# PROBLEM DETAILS
Extract and list every line that contains the word "JSON".

-------- AVAILABLE DATA --------

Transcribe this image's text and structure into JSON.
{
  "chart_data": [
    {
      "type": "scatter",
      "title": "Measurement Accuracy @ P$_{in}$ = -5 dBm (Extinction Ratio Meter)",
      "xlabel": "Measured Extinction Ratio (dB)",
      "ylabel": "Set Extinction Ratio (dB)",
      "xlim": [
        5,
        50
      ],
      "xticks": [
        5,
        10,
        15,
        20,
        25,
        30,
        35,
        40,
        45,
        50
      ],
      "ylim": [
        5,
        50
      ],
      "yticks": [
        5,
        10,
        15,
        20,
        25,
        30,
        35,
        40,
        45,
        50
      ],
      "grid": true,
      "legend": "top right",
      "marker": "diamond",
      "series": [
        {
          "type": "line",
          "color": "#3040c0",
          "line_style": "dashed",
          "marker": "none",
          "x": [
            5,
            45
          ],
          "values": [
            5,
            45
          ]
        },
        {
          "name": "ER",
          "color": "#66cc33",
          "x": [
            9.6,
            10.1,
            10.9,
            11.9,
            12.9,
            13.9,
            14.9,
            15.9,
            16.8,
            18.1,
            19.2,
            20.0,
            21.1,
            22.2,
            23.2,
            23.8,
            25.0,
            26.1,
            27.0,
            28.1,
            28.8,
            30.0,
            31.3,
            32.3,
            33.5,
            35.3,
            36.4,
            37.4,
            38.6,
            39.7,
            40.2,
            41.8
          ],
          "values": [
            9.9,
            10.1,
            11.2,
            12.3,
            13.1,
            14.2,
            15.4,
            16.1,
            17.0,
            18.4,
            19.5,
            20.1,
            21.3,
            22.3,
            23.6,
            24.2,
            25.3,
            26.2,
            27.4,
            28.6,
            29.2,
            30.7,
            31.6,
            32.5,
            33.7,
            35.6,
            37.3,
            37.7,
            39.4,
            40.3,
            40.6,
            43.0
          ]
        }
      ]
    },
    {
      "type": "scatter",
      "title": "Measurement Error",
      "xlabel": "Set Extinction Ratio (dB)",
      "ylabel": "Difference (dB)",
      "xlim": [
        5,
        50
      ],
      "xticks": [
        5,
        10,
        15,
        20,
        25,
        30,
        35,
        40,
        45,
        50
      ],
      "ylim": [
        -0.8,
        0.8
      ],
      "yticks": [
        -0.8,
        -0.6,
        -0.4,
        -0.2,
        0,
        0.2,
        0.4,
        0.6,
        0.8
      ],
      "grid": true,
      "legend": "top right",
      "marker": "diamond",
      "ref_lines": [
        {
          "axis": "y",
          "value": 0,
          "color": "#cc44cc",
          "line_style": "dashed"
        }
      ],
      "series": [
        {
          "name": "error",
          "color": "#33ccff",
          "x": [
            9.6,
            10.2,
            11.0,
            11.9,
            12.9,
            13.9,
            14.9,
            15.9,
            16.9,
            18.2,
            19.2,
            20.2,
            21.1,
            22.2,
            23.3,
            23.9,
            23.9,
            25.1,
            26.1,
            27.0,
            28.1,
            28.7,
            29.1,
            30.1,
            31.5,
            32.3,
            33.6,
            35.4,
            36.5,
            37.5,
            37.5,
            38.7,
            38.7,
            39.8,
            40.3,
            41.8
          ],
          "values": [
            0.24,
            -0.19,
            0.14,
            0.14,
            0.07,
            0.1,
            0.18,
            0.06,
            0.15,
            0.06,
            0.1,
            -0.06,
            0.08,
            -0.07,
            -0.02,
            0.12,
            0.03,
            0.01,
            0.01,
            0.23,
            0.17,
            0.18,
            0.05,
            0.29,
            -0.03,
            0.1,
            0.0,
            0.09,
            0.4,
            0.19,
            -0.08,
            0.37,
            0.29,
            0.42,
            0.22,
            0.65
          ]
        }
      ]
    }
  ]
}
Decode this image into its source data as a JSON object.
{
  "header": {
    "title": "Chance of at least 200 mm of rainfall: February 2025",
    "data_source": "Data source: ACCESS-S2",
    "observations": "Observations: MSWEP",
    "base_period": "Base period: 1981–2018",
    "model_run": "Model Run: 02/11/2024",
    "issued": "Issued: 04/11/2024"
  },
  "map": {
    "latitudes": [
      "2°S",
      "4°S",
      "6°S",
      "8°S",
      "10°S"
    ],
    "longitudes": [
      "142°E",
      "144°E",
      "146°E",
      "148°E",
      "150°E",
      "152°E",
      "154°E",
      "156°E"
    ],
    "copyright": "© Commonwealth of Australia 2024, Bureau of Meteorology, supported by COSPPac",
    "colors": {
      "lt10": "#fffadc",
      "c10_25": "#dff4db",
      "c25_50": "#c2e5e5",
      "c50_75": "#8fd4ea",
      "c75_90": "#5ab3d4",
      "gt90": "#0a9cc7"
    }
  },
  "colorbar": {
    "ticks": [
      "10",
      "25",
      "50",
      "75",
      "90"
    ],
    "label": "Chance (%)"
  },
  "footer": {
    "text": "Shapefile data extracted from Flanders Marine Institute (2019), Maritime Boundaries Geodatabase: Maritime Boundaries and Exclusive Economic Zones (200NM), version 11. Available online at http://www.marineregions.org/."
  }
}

--------

# FINAL RESULT
Transcribe this image's text and structure into JSON.
Decode this image into its source data as a JSON object.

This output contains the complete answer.